# [Task]
Replace "component-item" with "palette-item" throughout the items below, leaving everything else unchanged. Omit the pictures from your answer.

═══ Extracted records ═══

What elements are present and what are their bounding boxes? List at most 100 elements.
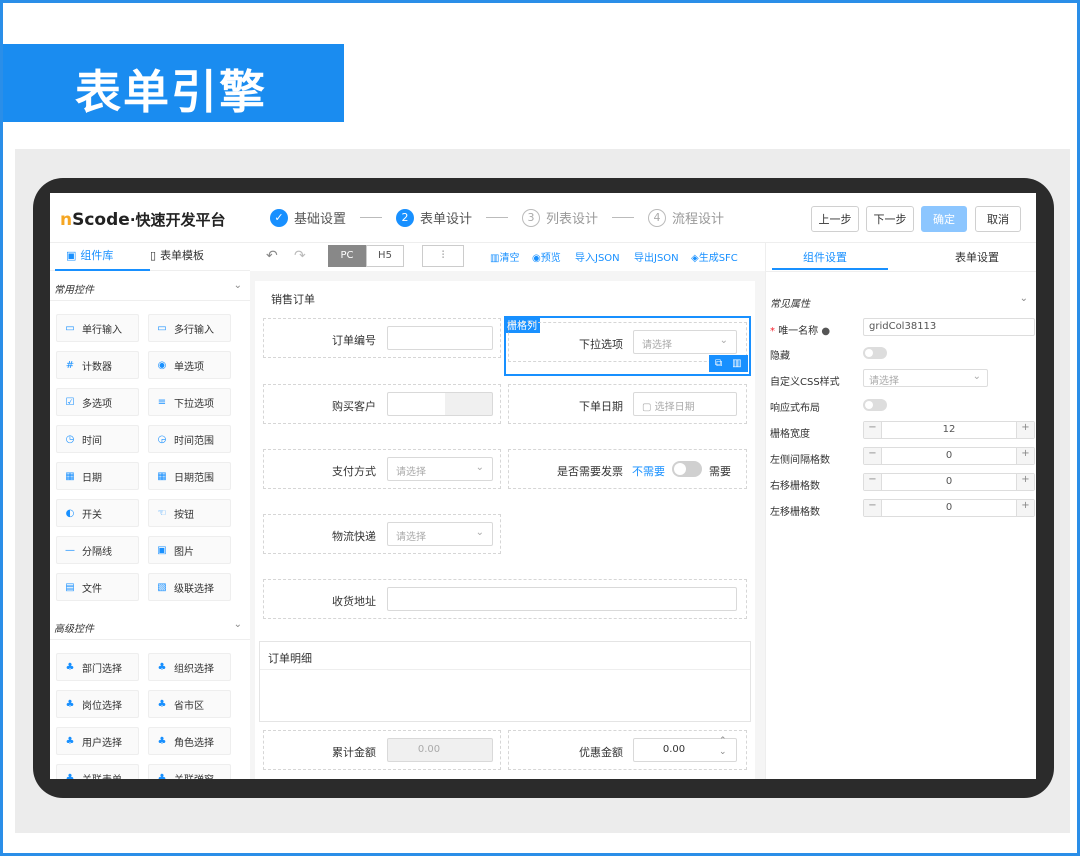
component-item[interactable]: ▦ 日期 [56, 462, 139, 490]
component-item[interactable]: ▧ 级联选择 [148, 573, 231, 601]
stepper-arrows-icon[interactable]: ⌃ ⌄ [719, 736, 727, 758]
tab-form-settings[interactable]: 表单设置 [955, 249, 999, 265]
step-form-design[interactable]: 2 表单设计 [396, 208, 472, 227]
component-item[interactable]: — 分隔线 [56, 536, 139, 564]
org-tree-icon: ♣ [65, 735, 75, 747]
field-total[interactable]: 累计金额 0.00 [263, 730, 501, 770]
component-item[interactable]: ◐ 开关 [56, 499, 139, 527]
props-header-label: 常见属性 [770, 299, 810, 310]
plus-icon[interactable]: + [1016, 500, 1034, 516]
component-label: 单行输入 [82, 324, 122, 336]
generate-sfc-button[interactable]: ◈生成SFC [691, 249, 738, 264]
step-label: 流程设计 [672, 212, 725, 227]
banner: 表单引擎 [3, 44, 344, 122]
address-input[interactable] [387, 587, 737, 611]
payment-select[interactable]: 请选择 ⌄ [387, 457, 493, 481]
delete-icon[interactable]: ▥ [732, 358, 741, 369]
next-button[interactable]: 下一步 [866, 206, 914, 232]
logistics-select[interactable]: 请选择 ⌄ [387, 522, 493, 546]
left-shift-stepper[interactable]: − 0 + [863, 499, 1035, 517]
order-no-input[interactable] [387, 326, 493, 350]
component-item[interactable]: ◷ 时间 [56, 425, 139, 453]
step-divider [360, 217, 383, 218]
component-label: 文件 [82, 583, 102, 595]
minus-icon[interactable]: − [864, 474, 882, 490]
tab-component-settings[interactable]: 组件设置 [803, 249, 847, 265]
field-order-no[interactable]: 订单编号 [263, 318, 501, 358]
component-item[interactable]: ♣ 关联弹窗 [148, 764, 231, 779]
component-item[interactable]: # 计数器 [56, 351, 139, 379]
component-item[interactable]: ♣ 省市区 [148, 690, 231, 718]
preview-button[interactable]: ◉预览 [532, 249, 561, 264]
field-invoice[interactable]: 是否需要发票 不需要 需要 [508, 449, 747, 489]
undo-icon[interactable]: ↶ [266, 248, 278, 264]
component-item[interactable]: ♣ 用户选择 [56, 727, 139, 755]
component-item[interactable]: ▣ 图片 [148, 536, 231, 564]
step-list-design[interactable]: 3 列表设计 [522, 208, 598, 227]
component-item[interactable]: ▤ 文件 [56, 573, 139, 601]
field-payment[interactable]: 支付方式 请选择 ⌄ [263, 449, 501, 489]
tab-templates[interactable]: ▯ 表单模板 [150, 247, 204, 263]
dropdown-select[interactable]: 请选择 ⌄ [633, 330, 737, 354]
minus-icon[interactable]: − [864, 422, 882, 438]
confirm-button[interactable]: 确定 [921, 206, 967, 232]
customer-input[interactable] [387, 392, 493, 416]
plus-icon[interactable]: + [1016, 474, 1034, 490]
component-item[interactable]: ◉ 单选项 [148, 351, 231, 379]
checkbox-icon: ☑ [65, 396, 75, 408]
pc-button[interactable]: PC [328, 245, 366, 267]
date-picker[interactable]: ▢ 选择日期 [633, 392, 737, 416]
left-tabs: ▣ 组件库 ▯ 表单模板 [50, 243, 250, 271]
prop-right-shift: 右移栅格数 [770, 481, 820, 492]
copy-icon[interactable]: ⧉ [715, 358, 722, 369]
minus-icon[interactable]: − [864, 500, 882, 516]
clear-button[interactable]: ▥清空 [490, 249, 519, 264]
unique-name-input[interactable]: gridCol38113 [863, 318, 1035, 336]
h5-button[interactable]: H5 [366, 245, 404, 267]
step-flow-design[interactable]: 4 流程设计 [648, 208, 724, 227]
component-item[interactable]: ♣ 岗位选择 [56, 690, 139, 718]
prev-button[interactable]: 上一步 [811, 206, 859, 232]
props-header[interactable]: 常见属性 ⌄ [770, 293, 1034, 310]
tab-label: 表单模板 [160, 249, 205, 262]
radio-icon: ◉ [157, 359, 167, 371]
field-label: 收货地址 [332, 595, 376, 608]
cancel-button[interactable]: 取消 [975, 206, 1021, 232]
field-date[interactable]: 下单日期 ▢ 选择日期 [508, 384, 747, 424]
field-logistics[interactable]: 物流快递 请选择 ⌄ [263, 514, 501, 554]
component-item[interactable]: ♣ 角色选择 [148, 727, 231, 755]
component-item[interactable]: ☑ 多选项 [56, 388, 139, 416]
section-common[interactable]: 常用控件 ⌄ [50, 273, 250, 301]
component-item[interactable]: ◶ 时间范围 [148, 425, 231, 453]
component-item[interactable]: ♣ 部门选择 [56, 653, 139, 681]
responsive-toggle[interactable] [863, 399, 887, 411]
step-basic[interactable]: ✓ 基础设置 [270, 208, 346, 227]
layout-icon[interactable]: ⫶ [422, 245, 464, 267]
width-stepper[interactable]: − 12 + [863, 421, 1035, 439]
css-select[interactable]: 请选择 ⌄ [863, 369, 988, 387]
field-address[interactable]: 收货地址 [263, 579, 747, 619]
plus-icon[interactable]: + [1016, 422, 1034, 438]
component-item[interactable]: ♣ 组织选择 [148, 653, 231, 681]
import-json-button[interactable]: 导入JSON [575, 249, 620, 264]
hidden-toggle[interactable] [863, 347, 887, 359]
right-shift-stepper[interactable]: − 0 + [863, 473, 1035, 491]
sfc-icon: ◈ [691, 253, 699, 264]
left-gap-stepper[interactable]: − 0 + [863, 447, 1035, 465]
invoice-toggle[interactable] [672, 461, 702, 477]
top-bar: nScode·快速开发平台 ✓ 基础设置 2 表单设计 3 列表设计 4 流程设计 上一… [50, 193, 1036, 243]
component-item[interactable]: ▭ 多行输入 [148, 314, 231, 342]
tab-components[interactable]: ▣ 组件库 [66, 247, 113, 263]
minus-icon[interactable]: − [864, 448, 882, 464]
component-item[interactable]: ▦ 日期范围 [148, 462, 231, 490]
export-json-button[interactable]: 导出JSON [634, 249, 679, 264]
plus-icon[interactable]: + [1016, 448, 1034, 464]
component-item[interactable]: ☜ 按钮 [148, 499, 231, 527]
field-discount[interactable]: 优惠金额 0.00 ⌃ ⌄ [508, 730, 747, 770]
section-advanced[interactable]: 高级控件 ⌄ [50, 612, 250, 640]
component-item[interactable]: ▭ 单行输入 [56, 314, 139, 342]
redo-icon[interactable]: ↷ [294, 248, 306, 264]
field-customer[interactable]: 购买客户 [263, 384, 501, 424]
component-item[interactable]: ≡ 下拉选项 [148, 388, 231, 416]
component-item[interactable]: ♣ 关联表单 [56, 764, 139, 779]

═══

# [Exercise response]
What elements are present and what are their bounding boxes? List at most 100 elements.
palette-item[interactable]: ▦ 日期 [56, 462, 139, 490]
palette-item[interactable]: ▧ 级联选择 [148, 573, 231, 601]
stepper-arrows-icon[interactable]: ⌃ ⌄ [719, 736, 727, 758]
tab-form-settings[interactable]: 表单设置 [955, 249, 999, 265]
step-form-design[interactable]: 2 表单设计 [396, 208, 472, 227]
palette-item[interactable]: — 分隔线 [56, 536, 139, 564]
org-tree-icon: ♣ [65, 735, 75, 747]
field-total[interactable]: 累计金额 0.00 [263, 730, 501, 770]
palette-item[interactable]: ◐ 开关 [56, 499, 139, 527]
props-header-label: 常见属性 [770, 299, 810, 310]
plus-icon[interactable]: + [1016, 500, 1034, 516]
component-label: 单行输入 [82, 324, 122, 336]
generate-sfc-button[interactable]: ◈生成SFC [691, 249, 738, 264]
step-label: 流程设计 [672, 212, 725, 227]
banner: 表单引擎 [3, 44, 344, 122]
address-input[interactable] [387, 587, 737, 611]
payment-select[interactable]: 请选择 ⌄ [387, 457, 493, 481]
delete-icon[interactable]: ▥ [732, 358, 741, 369]
next-button[interactable]: 下一步 [866, 206, 914, 232]
logistics-select[interactable]: 请选择 ⌄ [387, 522, 493, 546]
left-shift-stepper[interactable]: − 0 + [863, 499, 1035, 517]
order-no-input[interactable] [387, 326, 493, 350]
palette-item[interactable]: ◷ 时间 [56, 425, 139, 453]
step-divider [360, 217, 383, 218]
component-label: 文件 [82, 583, 102, 595]
minus-icon[interactable]: − [864, 474, 882, 490]
tab-component-settings[interactable]: 组件设置 [803, 249, 847, 265]
field-order-no[interactable]: 订单编号 [263, 318, 501, 358]
palette-item[interactable]: ♣ 关联弹窗 [148, 764, 231, 779]
palette-item[interactable]: # 计数器 [56, 351, 139, 379]
palette-item[interactable]: ♣ 省市区 [148, 690, 231, 718]
preview-button[interactable]: ◉预览 [532, 249, 561, 264]
field-invoice[interactable]: 是否需要发票 不需要 需要 [508, 449, 747, 489]
undo-icon[interactable]: ↶ [266, 248, 278, 264]
palette-item[interactable]: ♣ 用户选择 [56, 727, 139, 755]
palette-item[interactable]: ▣ 图片 [148, 536, 231, 564]
step-list-design[interactable]: 3 列表设计 [522, 208, 598, 227]
palette-item[interactable]: ▤ 文件 [56, 573, 139, 601]
field-payment[interactable]: 支付方式 请选择 ⌄ [263, 449, 501, 489]
tab-templates[interactable]: ▯ 表单模板 [150, 247, 204, 263]
dropdown-select[interactable]: 请选择 ⌄ [633, 330, 737, 354]
minus-icon[interactable]: − [864, 422, 882, 438]
confirm-button[interactable]: 确定 [921, 206, 967, 232]
customer-input[interactable] [387, 392, 493, 416]
plus-icon[interactable]: + [1016, 474, 1034, 490]
palette-item[interactable]: ◉ 单选项 [148, 351, 231, 379]
checkbox-icon: ☑ [65, 396, 75, 408]
pc-button[interactable]: PC [328, 245, 366, 267]
date-picker[interactable]: ▢ 选择日期 [633, 392, 737, 416]
left-tabs: ▣ 组件库 ▯ 表单模板 [50, 243, 250, 271]
prop-right-shift: 右移栅格数 [770, 481, 820, 492]
copy-icon[interactable]: ⧉ [715, 358, 722, 369]
minus-icon[interactable]: − [864, 500, 882, 516]
clear-button[interactable]: ▥清空 [490, 249, 519, 264]
unique-name-input[interactable]: gridCol38113 [863, 318, 1035, 336]
h5-button[interactable]: H5 [366, 245, 404, 267]
step-flow-design[interactable]: 4 流程设计 [648, 208, 724, 227]
palette-item[interactable]: ♣ 岗位选择 [56, 690, 139, 718]
prev-button[interactable]: 上一步 [811, 206, 859, 232]
props-header[interactable]: 常见属性 ⌄ [770, 293, 1034, 310]
tab-label: 表单模板 [160, 249, 205, 262]
radio-icon: ◉ [157, 359, 167, 371]
field-label: 收货地址 [332, 595, 376, 608]
cancel-button[interactable]: 取消 [975, 206, 1021, 232]
field-date[interactable]: 下单日期 ▢ 选择日期 [508, 384, 747, 424]
field-logistics[interactable]: 物流快递 请选择 ⌄ [263, 514, 501, 554]
palette-item[interactable]: ♣ 角色选择 [148, 727, 231, 755]
palette-item[interactable]: ☑ 多选项 [56, 388, 139, 416]
section-common[interactable]: 常用控件 ⌄ [50, 273, 250, 301]
palette-item[interactable]: ◶ 时间范围 [148, 425, 231, 453]
palette-item[interactable]: ♣ 部门选择 [56, 653, 139, 681]
responsive-toggle[interactable] [863, 399, 887, 411]
step-basic[interactable]: ✓ 基础设置 [270, 208, 346, 227]
layout-icon[interactable]: ⫶ [422, 245, 464, 267]
width-stepper[interactable]: − 12 + [863, 421, 1035, 439]
css-select[interactable]: 请选择 ⌄ [863, 369, 988, 387]
field-address[interactable]: 收货地址 [263, 579, 747, 619]
plus-icon[interactable]: + [1016, 422, 1034, 438]
palette-item[interactable]: ♣ 组织选择 [148, 653, 231, 681]
import-json-button[interactable]: 导入JSON [575, 249, 620, 264]
hidden-toggle[interactable] [863, 347, 887, 359]
right-shift-stepper[interactable]: − 0 + [863, 473, 1035, 491]
sfc-icon: ◈ [691, 253, 699, 264]
left-gap-stepper[interactable]: − 0 + [863, 447, 1035, 465]
invoice-toggle[interactable] [672, 461, 702, 477]
top-bar: nScode·快速开发平台 ✓ 基础设置 2 表单设计 3 列表设计 4 流程设计 上一… [50, 193, 1036, 243]
palette-item[interactable]: ▭ 多行输入 [148, 314, 231, 342]
tab-components[interactable]: ▣ 组件库 [66, 247, 113, 263]
minus-icon[interactable]: − [864, 448, 882, 464]
palette-item[interactable]: ▦ 日期范围 [148, 462, 231, 490]
export-json-button[interactable]: 导出JSON [634, 249, 679, 264]
plus-icon[interactable]: + [1016, 448, 1034, 464]
palette-item[interactable]: ☜ 按钮 [148, 499, 231, 527]
field-discount[interactable]: 优惠金额 0.00 ⌃ ⌄ [508, 730, 747, 770]
section-advanced[interactable]: 高级控件 ⌄ [50, 612, 250, 640]
palette-item[interactable]: ▭ 单行输入 [56, 314, 139, 342]
redo-icon[interactable]: ↷ [294, 248, 306, 264]
field-customer[interactable]: 购买客户 [263, 384, 501, 424]
palette-item[interactable]: ≡ 下拉选项 [148, 388, 231, 416]
palette-item[interactable]: ♣ 关联表单 [56, 764, 139, 779]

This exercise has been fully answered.